> Short problem:
Check each line of the listing, and copy it if it contains the word "D项错误".

»»

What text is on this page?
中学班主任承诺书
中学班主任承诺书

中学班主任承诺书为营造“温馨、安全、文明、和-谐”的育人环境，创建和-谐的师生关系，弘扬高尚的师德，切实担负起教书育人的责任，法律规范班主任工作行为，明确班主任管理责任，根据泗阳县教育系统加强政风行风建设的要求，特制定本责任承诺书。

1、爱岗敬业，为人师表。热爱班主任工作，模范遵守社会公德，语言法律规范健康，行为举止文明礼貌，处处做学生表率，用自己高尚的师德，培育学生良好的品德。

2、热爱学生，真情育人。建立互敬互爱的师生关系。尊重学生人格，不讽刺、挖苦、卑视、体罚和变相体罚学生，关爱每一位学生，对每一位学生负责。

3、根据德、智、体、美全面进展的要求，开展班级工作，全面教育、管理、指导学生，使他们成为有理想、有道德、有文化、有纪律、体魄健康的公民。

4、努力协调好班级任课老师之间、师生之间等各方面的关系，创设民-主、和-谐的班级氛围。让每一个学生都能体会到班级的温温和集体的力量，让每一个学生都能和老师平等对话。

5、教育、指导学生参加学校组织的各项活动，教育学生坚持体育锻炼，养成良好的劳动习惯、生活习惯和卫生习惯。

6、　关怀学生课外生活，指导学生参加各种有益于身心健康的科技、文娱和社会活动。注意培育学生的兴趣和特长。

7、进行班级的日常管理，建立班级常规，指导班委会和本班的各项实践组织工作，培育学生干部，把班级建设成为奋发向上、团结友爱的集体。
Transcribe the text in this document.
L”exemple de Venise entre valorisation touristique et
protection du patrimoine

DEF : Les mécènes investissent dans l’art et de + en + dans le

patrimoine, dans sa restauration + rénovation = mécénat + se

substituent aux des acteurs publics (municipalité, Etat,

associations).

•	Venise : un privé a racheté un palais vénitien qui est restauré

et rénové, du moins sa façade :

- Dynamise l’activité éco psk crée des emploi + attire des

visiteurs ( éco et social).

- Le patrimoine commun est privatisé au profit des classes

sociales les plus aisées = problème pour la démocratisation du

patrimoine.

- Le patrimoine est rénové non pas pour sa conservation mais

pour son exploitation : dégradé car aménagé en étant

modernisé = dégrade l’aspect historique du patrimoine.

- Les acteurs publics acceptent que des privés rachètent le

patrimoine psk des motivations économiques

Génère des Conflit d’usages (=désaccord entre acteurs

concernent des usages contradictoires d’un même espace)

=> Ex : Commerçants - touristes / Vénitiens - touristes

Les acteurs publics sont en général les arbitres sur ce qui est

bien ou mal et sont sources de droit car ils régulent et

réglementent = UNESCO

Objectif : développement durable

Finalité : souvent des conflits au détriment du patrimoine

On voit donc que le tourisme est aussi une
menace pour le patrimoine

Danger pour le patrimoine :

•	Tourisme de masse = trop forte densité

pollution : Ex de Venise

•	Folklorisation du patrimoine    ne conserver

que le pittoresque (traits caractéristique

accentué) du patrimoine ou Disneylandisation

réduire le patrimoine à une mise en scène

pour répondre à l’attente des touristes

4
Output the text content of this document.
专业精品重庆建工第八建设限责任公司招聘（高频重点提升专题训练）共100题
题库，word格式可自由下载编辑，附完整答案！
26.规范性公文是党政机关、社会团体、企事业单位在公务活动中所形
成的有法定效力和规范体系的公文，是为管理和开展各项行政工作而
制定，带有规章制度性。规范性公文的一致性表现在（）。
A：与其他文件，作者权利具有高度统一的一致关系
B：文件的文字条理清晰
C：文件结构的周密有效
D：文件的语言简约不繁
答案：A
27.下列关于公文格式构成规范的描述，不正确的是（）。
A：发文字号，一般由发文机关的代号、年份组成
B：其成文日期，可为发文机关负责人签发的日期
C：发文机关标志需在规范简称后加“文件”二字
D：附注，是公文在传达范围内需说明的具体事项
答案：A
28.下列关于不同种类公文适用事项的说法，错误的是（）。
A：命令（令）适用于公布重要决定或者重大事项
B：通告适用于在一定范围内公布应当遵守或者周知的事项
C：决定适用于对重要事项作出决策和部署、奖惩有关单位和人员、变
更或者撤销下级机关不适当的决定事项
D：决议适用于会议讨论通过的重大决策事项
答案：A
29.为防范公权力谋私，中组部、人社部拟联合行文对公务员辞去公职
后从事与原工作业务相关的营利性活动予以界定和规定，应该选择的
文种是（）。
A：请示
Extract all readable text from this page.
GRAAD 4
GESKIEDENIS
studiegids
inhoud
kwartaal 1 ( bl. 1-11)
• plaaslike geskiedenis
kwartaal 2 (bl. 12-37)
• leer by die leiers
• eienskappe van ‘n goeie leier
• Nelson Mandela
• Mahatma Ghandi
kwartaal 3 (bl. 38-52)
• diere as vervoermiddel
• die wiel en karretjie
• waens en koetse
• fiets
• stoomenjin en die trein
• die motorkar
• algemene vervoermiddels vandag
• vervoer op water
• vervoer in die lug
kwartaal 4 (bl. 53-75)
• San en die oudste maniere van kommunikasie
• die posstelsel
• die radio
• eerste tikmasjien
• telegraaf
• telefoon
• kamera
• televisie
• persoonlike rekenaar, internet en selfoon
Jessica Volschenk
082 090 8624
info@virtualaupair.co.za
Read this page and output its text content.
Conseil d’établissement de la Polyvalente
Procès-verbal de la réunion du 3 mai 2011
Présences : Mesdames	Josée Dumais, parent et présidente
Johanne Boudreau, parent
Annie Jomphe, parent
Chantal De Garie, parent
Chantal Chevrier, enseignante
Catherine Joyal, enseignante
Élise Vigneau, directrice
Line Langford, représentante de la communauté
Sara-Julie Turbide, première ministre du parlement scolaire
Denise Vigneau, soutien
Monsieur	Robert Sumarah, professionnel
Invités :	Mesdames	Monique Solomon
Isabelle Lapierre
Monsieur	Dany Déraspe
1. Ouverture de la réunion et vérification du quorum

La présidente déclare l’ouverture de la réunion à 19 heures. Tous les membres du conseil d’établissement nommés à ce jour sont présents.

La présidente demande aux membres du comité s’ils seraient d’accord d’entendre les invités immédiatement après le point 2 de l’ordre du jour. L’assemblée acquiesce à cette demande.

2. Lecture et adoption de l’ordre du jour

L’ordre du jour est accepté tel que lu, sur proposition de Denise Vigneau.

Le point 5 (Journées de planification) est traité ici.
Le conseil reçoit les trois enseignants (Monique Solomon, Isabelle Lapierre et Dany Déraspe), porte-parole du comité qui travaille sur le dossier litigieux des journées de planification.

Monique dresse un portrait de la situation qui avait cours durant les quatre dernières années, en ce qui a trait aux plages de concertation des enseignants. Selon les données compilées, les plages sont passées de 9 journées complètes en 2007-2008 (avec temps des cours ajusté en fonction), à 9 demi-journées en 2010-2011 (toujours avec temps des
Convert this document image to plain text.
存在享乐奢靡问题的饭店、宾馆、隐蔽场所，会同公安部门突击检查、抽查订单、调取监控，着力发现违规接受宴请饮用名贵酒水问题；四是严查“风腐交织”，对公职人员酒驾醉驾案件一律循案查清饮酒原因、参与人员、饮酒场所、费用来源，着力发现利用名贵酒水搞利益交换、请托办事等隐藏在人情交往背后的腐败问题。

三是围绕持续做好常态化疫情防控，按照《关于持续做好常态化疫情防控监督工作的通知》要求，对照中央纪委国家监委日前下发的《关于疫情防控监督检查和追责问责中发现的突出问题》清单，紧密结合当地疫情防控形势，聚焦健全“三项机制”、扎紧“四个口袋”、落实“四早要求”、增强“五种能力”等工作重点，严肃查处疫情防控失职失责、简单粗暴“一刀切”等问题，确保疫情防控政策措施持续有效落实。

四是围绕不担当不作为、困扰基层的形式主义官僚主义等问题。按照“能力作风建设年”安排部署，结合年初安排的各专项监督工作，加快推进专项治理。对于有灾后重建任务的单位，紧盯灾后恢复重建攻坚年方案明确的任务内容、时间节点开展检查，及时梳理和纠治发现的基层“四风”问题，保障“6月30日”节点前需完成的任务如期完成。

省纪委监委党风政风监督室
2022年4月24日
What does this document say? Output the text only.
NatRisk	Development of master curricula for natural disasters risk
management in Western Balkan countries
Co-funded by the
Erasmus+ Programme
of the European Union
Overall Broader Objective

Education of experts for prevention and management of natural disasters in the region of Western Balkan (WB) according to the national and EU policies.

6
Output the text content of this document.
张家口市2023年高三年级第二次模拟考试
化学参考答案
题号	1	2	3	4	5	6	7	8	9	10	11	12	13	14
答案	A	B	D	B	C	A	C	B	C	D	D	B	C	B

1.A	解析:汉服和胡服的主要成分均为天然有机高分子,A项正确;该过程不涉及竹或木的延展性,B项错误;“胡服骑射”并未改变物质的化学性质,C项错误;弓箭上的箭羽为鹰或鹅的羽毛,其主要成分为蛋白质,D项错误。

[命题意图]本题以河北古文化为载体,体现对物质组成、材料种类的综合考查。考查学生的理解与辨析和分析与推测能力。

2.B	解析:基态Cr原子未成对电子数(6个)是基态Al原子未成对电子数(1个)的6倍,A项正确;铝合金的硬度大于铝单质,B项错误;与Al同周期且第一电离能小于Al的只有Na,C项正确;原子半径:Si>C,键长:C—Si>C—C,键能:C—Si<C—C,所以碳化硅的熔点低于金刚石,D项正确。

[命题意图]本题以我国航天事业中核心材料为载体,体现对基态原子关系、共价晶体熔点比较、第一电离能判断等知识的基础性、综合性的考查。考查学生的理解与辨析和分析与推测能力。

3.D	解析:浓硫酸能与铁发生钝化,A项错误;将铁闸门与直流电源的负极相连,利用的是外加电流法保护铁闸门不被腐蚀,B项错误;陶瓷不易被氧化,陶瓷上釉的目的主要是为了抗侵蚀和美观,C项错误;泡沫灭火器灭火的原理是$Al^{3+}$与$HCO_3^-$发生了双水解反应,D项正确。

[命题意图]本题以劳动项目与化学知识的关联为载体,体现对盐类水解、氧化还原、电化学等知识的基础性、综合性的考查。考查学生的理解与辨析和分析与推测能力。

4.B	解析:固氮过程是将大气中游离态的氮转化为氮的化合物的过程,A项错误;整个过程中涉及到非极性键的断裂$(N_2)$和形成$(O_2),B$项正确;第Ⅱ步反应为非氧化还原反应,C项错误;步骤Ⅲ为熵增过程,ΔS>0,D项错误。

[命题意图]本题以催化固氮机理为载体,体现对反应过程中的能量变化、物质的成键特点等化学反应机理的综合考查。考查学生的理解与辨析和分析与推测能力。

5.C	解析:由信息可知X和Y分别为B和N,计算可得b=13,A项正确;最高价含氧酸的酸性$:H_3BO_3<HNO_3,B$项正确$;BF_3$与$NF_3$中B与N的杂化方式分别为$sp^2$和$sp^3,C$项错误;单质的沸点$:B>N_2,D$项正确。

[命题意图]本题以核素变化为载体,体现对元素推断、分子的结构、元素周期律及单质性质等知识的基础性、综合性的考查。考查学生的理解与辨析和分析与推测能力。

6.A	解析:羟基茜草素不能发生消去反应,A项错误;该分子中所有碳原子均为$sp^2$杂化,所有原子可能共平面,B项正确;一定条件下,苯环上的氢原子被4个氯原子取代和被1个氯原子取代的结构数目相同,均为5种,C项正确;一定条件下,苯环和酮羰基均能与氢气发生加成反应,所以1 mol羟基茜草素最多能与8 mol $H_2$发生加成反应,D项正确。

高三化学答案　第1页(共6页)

««

> Answer to the exercise:
1.A	解析:汉服和胡服的主要成分均为天然有机高分子,A项正确;该过程不涉及竹或木的延展性,B项错误;“胡服骑射”并未改变物质的化学性质,C项错误;弓箭上的箭羽为鹰或鹅的羽毛,其主要成分为蛋白质,D项错误。
4.B	解析:固氮过程是将大气中游离态的氮转化为氮的化合物的过程,A项错误;整个过程中涉及到非极性键的断裂$(N_2)$和形成$(O_2),B$项正确;第Ⅱ步反应为非氧化还原反应,C项错误;步骤Ⅲ为熵增过程,ΔS>0,D项错误。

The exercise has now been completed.